Goal:
All the entries need to be quoted exactly, apart from the pictures, which you should drop.

[Entries from a visual dataset]
═══

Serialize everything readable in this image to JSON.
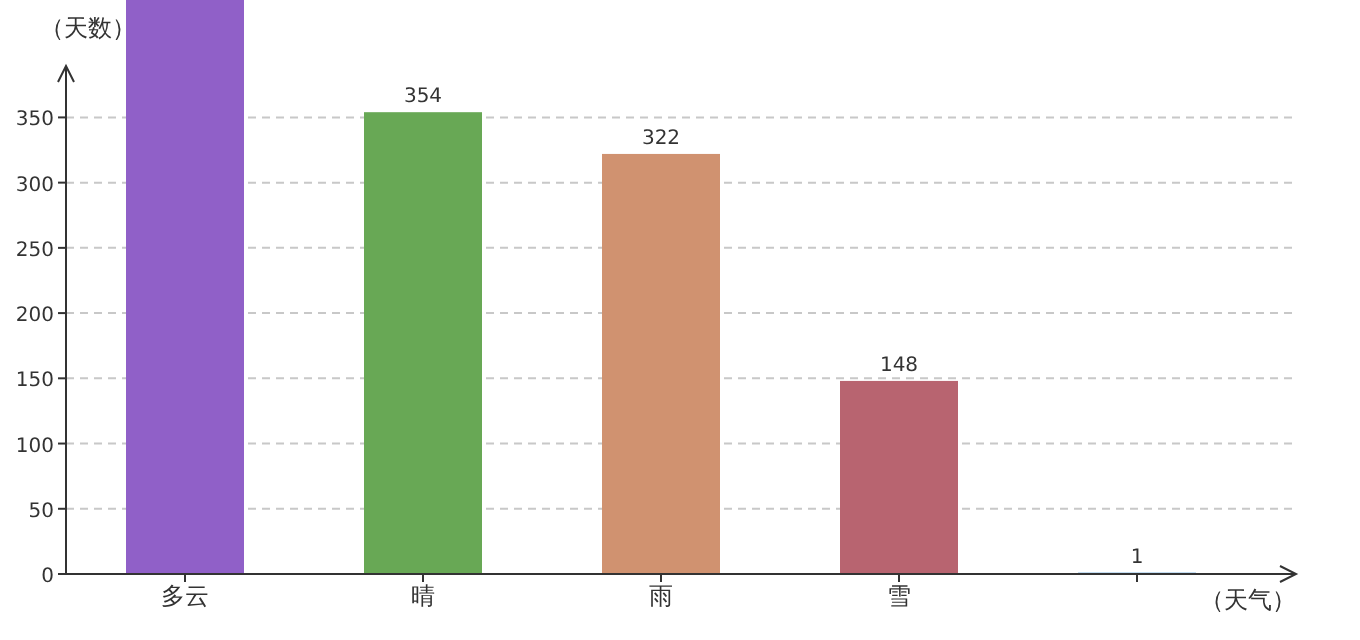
{
  "chart_data": {
    "type": "bar",
    "xlabel": "（天气）",
    "ylabel": "（天数）",
    "categories": [
      "多云",
      "晴",
      "雨",
      "雪",
      null
    ],
    "values": [
      440,
      354,
      322,
      148,
      1
    ],
    "colors": [
      "#9060c8",
      "#68a855",
      "#d09270",
      "#b86470",
      "#3a8ed0"
    ],
    "value_labels": [
      null,
      "354",
      "322",
      "148",
      "1"
    ],
    "ylim": [
      0,
      440
    ],
    "yticks": [
      0,
      50,
      100,
      150,
      200,
      250,
      300,
      350
    ],
    "grid": "y"
  }
}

═══

Task solution:
Serialize everything readable in this image to JSON.
{
  "chart_data": {
    "type": "bar",
    "xlabel": "（天气）",
    "ylabel": "（天数）",
    "categories": [
      "多云",
      "晴",
      "雨",
      "雪",
      null
    ],
    "values": [
      440,
      354,
      322,
      148,
      1
    ],
    "colors": [
      "#9060c8",
      "#68a855",
      "#d09270",
      "#b86470",
      "#3a8ed0"
    ],
    "value_labels": [
      null,
      "354",
      "322",
      "148",
      "1"
    ],
    "ylim": [
      0,
      440
    ],
    "yticks": [
      0,
      50,
      100,
      150,
      200,
      250,
      300,
      350
    ],
    "grid": "y"
  }
}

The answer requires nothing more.